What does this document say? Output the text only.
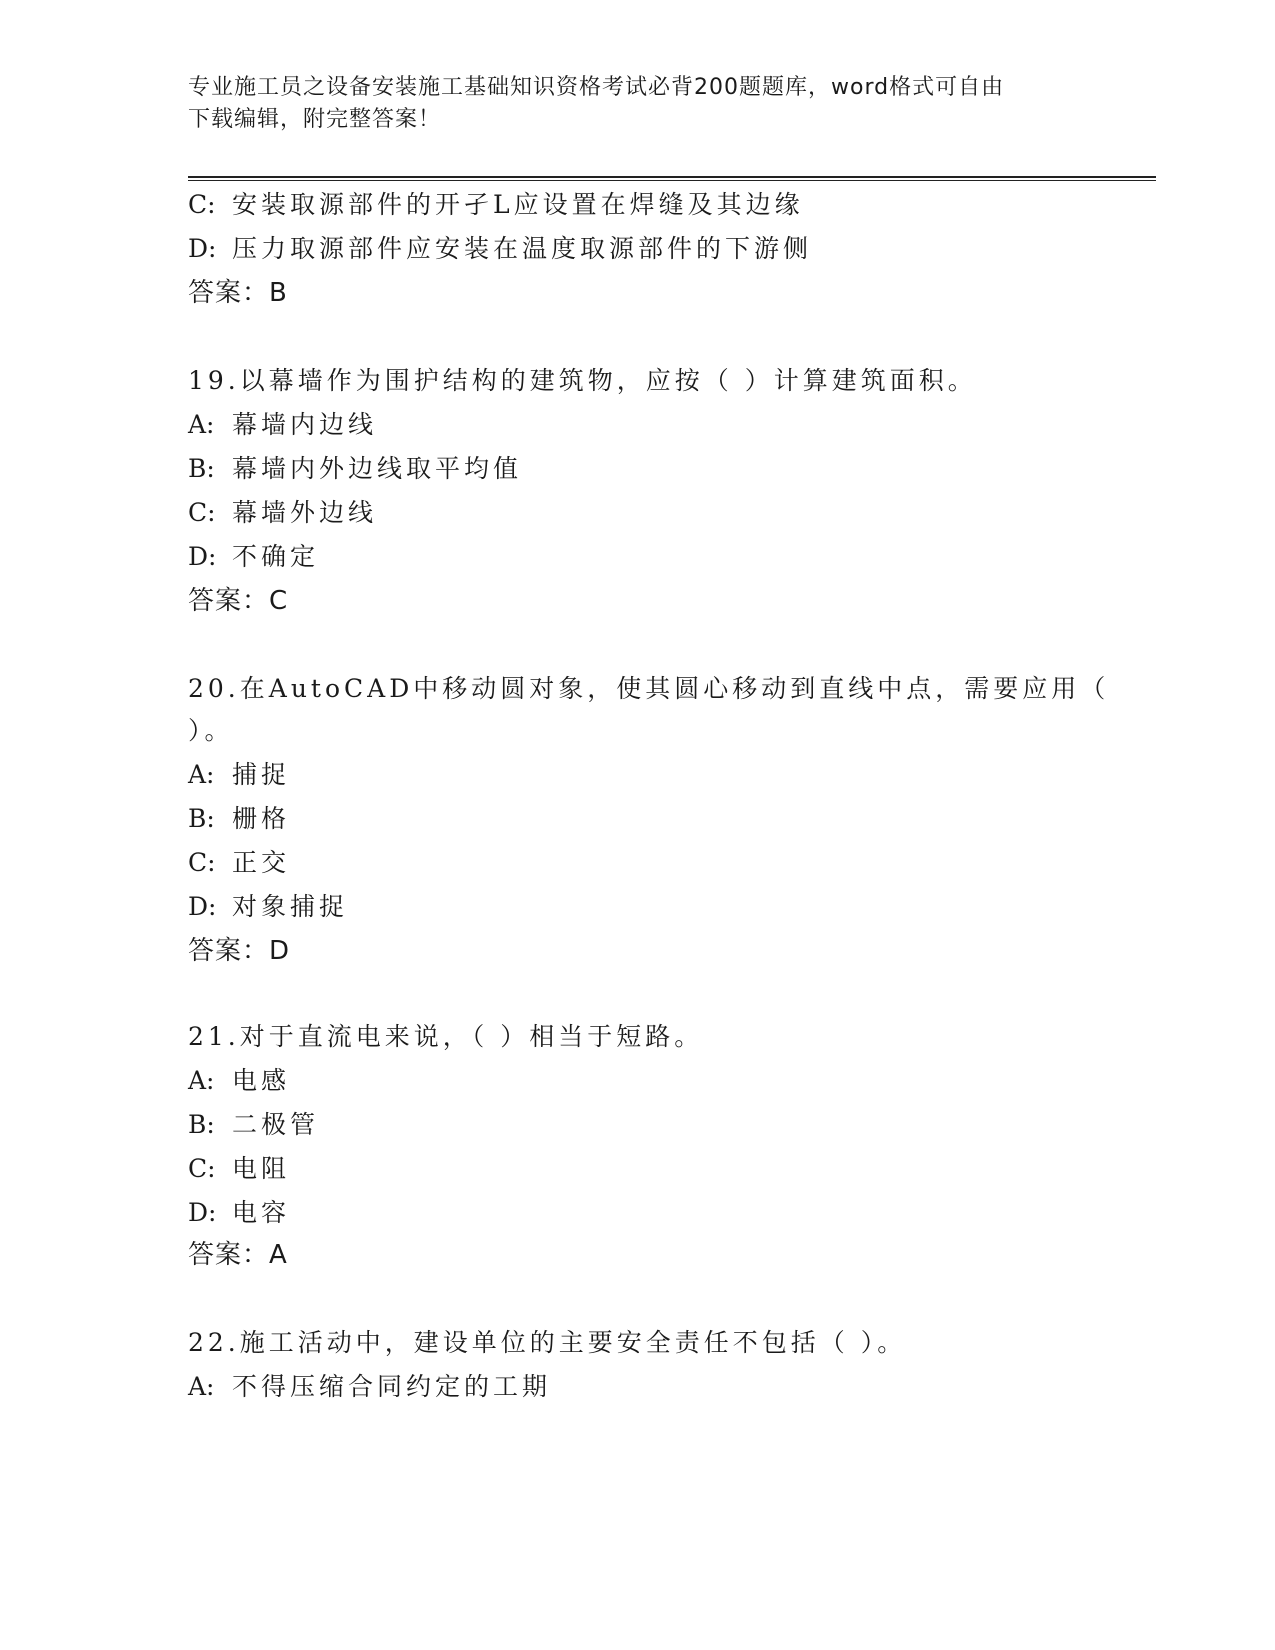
专业施工员之设备安装施工基础知识资格考试必背200题题库，word格式可自由
下载编辑，附完整答案！
C: 安装取源部件的开孑L应设置在焊缝及其边缘
D: 压力取源部件应安装在温度取源部件的下游侧
答案：B
19.以幕墙作为围护结构的建筑物，应按（ ）计算建筑面积。
A: 幕墙内边线
B: 幕墙内外边线取平均值
C: 幕墙外边线
D: 不确定
答案：C
20.在AutoCAD中移动圆对象，使其圆心移动到直线中点，需要应用（
）。
A: 捕捉
B: 栅格
C: 正交
D: 对象捕捉
答案：D
21.对于直流电来说，（ ）相当于短路。
A: 电感
B: 二极管
C: 电阻
D: 电容
答案：A
22.施工活动中，建设单位的主要安全责任不包括（ ）。
A: 不得压缩合同约定的工期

■ ■ ■ ■ ■

__Task description__. Leave the pictures out and print the records above exactly as they stand.

__Written answer__.
What does this document say? Output the text only.
专业施工员之设备安装施工基础知识资格考试必背200题题库，word格式可自由
下载编辑，附完整答案！
C: 安装取源部件的开孑L应设置在焊缝及其边缘
D: 压力取源部件应安装在温度取源部件的下游侧
答案：B
19.以幕墙作为围护结构的建筑物，应按（ ）计算建筑面积。
A: 幕墙内边线
B: 幕墙内外边线取平均值
C: 幕墙外边线
D: 不确定
答案：C
20.在AutoCAD中移动圆对象，使其圆心移动到直线中点，需要应用（
）。
A: 捕捉
B: 栅格
C: 正交
D: 对象捕捉
答案：D
21.对于直流电来说，（ ）相当于短路。
A: 电感
B: 二极管
C: 电阻
D: 电容
答案：A
22.施工活动中，建设单位的主要安全责任不包括（ ）。
A: 不得压缩合同约定的工期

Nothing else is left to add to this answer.